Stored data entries
★ ★ ★ ★ ★
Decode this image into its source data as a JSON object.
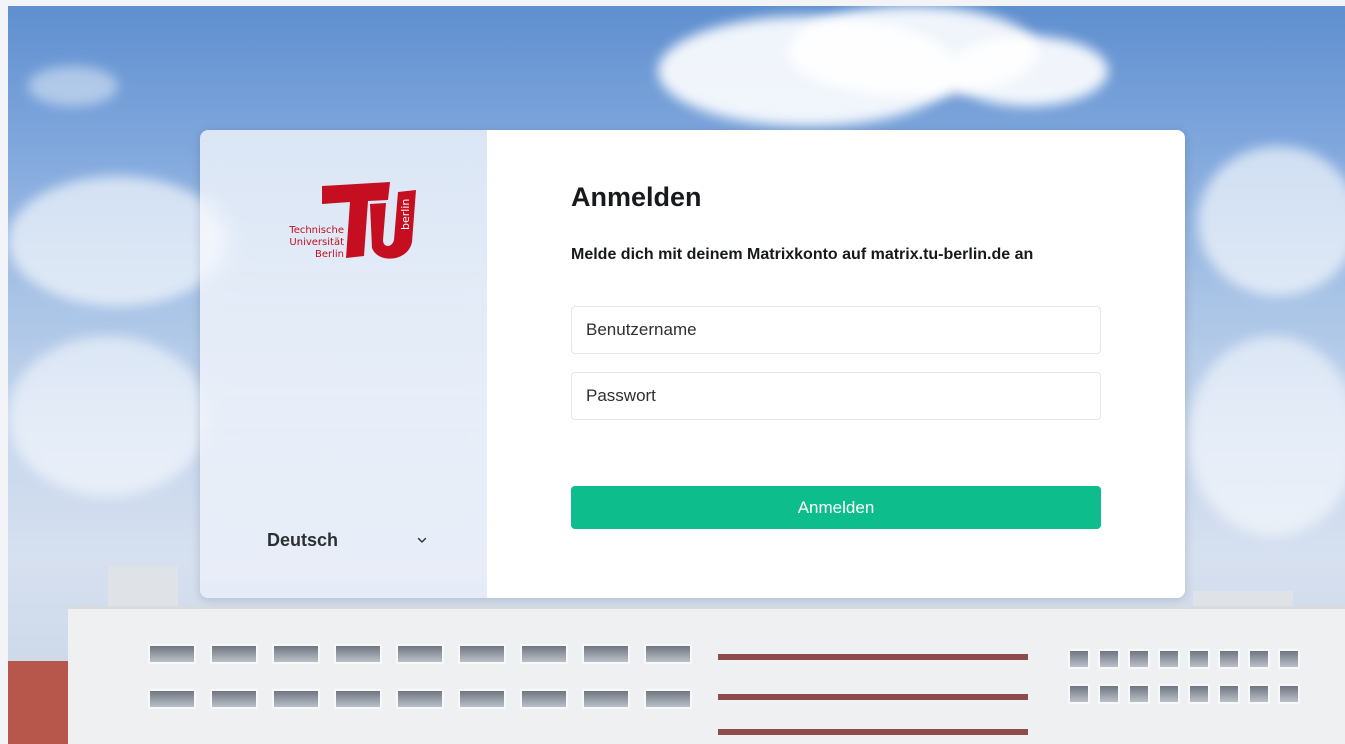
{
  "brand": {
    "logo_lines": [
      "Technische",
      "Universität",
      "Berlin"
    ],
    "logo_vertical": "berlin",
    "color": "#c50e1f"
  },
  "language": {
    "selected": "Deutsch",
    "icon": "chevron-down-icon"
  },
  "login": {
    "title": "Anmelden",
    "subtitle": "Melde dich mit deinem Matrixkonto auf matrix.tu-berlin.de an",
    "username_placeholder": "Benutzername",
    "password_placeholder": "Passwort",
    "submit_label": "Anmelden",
    "accent": "#0dbd8b"
  }
}
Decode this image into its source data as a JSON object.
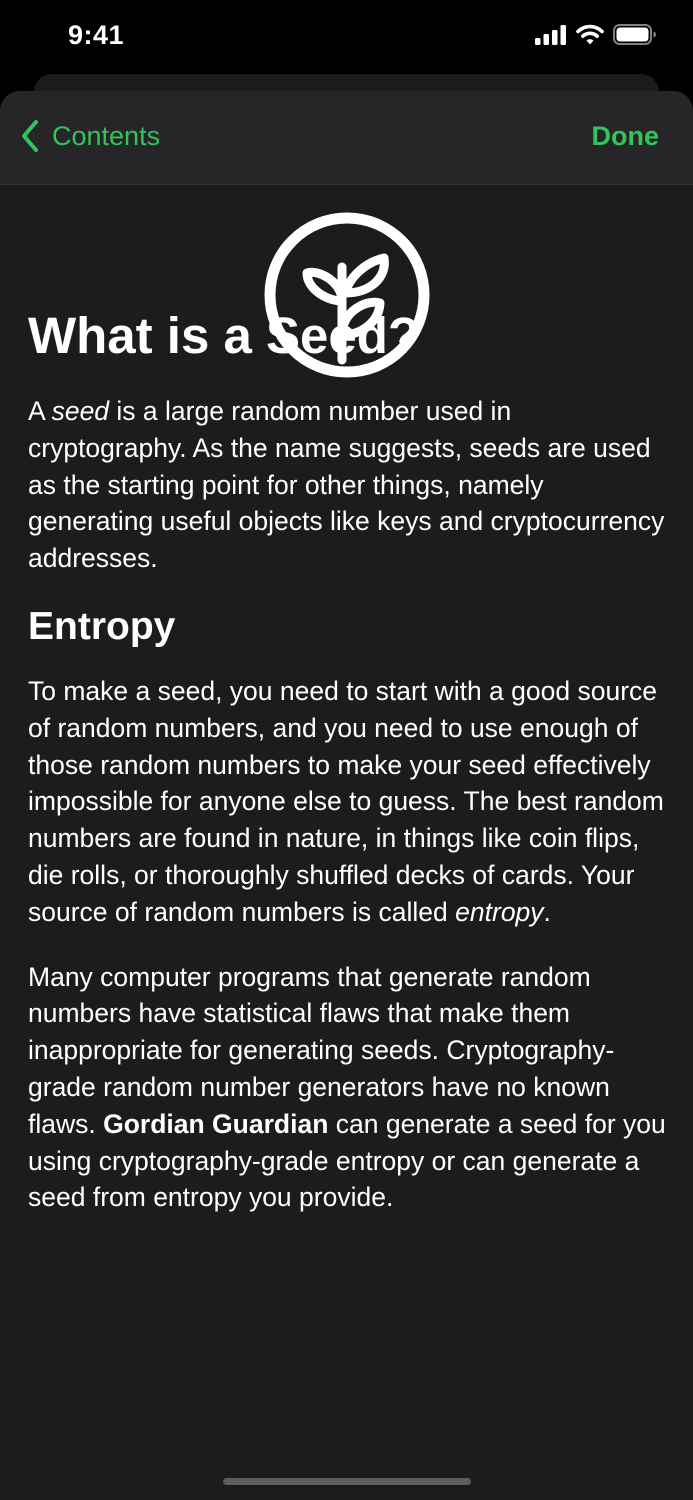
{
  "status_bar": {
    "time": "9:41"
  },
  "nav": {
    "back_label": "Contents",
    "done_label": "Done"
  },
  "colors": {
    "accent": "#32c35a",
    "background": "#1c1c1e",
    "navbar": "#262628"
  },
  "article": {
    "title": "What is a Seed?",
    "intro": {
      "pre": "A ",
      "em": "seed",
      "post": " is a large random number used in cryptography. As the name suggests, seeds are used as the starting point for other things, namely generating useful objects like keys and cryptocurrency addresses."
    },
    "section_title": "Entropy",
    "para2": {
      "pre": "To make a seed, you need to start with a good source of random numbers, and you need to use enough of those random numbers to make your seed effectively impossible for anyone else to guess. The best random numbers are found in nature, in things like coin flips, die rolls, or thoroughly shuffled decks of cards. Your source of random numbers is called ",
      "em": "entropy",
      "post": "."
    },
    "para3": {
      "pre": "Many computer programs that generate random numbers have statistical flaws that make them inappropriate for generating seeds. Cryptography-grade random number generators have no known flaws. ",
      "strong": "Gordian Guardian",
      "post": " can generate a seed for you using cryptography-grade entropy or can generate a seed from entropy you provide."
    }
  },
  "icons": [
    "cellular-signal-icon",
    "wifi-icon",
    "battery-icon",
    "chevron-left-icon",
    "seed-sprout-icon"
  ]
}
★ ★ ★ ★ ★
### Task to carry out:
Return the listing above unchanged, apart from dropping its pictures.

### Solution to this task:
Decode this image into its source data as a JSON object.
{
  "brand": {
    "logo_lines": [
      "Technische",
      "Universität",
      "Berlin"
    ],
    "logo_vertical": "berlin",
    "color": "#c50e1f"
  },
  "language": {
    "selected": "Deutsch",
    "icon": "chevron-down-icon"
  },
  "login": {
    "title": "Anmelden",
    "subtitle": "Melde dich mit deinem Matrixkonto auf matrix.tu-berlin.de an",
    "username_placeholder": "Benutzername",
    "password_placeholder": "Passwort",
    "submit_label": "Anmelden",
    "accent": "#0dbd8b"
  }
}
Decode this image into its source data as a JSON object.
{
  "status_bar": {
    "time": "9:41"
  },
  "nav": {
    "back_label": "Contents",
    "done_label": "Done"
  },
  "colors": {
    "accent": "#32c35a",
    "background": "#1c1c1e",
    "navbar": "#262628"
  },
  "article": {
    "title": "What is a Seed?",
    "intro": {
      "pre": "A ",
      "em": "seed",
      "post": " is a large random number used in cryptography. As the name suggests, seeds are used as the starting point for other things, namely generating useful objects like keys and cryptocurrency addresses."
    },
    "section_title": "Entropy",
    "para2": {
      "pre": "To make a seed, you need to start with a good source of random numbers, and you need to use enough of those random numbers to make your seed effectively impossible for anyone else to guess. The best random numbers are found in nature, in things like coin flips, die rolls, or thoroughly shuffled decks of cards. Your source of random numbers is called ",
      "em": "entropy",
      "post": "."
    },
    "para3": {
      "pre": "Many computer programs that generate random numbers have statistical flaws that make them inappropriate for generating seeds. Cryptography-grade random number generators have no known flaws. ",
      "strong": "Gordian Guardian",
      "post": " can generate a seed for you using cryptography-grade entropy or can generate a seed from entropy you provide."
    }
  },
  "icons": [
    "cellular-signal-icon",
    "wifi-icon",
    "battery-icon",
    "chevron-left-icon",
    "seed-sprout-icon"
  ]
}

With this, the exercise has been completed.